● **Given information**
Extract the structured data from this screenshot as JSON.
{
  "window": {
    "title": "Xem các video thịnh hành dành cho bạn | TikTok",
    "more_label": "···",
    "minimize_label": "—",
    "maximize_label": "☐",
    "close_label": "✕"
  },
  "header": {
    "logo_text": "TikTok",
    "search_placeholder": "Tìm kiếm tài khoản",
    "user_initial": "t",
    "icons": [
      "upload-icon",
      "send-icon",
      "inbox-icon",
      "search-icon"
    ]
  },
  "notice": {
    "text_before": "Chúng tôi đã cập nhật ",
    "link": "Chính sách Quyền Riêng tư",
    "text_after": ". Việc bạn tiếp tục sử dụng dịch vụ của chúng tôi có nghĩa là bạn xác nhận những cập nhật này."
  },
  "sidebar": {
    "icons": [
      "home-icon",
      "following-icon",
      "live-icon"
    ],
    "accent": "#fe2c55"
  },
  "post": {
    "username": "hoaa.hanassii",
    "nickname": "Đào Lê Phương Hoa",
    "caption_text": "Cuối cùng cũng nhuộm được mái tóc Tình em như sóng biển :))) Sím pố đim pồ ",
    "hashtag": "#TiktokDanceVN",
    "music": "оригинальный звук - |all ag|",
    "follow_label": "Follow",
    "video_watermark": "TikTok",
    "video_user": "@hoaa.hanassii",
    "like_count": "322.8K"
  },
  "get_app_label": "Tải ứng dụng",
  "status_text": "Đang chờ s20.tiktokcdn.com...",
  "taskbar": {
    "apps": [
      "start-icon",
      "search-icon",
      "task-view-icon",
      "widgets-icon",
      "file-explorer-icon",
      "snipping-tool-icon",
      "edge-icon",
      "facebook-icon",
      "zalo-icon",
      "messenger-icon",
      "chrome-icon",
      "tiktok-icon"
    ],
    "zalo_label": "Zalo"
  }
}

● **Exercise details**
Please quote every record above exactly as it appears.

● **Reply to the task**
Extract the structured data from this screenshot as JSON.
{
  "window": {
    "title": "Xem các video thịnh hành dành cho bạn | TikTok",
    "more_label": "···",
    "minimize_label": "—",
    "maximize_label": "☐",
    "close_label": "✕"
  },
  "header": {
    "logo_text": "TikTok",
    "search_placeholder": "Tìm kiếm tài khoản",
    "user_initial": "t",
    "icons": [
      "upload-icon",
      "send-icon",
      "inbox-icon",
      "search-icon"
    ]
  },
  "notice": {
    "text_before": "Chúng tôi đã cập nhật ",
    "link": "Chính sách Quyền Riêng tư",
    "text_after": ". Việc bạn tiếp tục sử dụng dịch vụ của chúng tôi có nghĩa là bạn xác nhận những cập nhật này."
  },
  "sidebar": {
    "icons": [
      "home-icon",
      "following-icon",
      "live-icon"
    ],
    "accent": "#fe2c55"
  },
  "post": {
    "username": "hoaa.hanassii",
    "nickname": "Đào Lê Phương Hoa",
    "caption_text": "Cuối cùng cũng nhuộm được mái tóc Tình em như sóng biển :))) Sím pố đim pồ ",
    "hashtag": "#TiktokDanceVN",
    "music": "оригинальный звук - |all ag|",
    "follow_label": "Follow",
    "video_watermark": "TikTok",
    "video_user": "@hoaa.hanassii",
    "like_count": "322.8K"
  },
  "get_app_label": "Tải ứng dụng",
  "status_text": "Đang chờ s20.tiktokcdn.com...",
  "taskbar": {
    "apps": [
      "start-icon",
      "search-icon",
      "task-view-icon",
      "widgets-icon",
      "file-explorer-icon",
      "snipping-tool-icon",
      "edge-icon",
      "facebook-icon",
      "zalo-icon",
      "messenger-icon",
      "chrome-icon",
      "tiktok-icon"
    ],
    "zalo_label": "Zalo"
  }
}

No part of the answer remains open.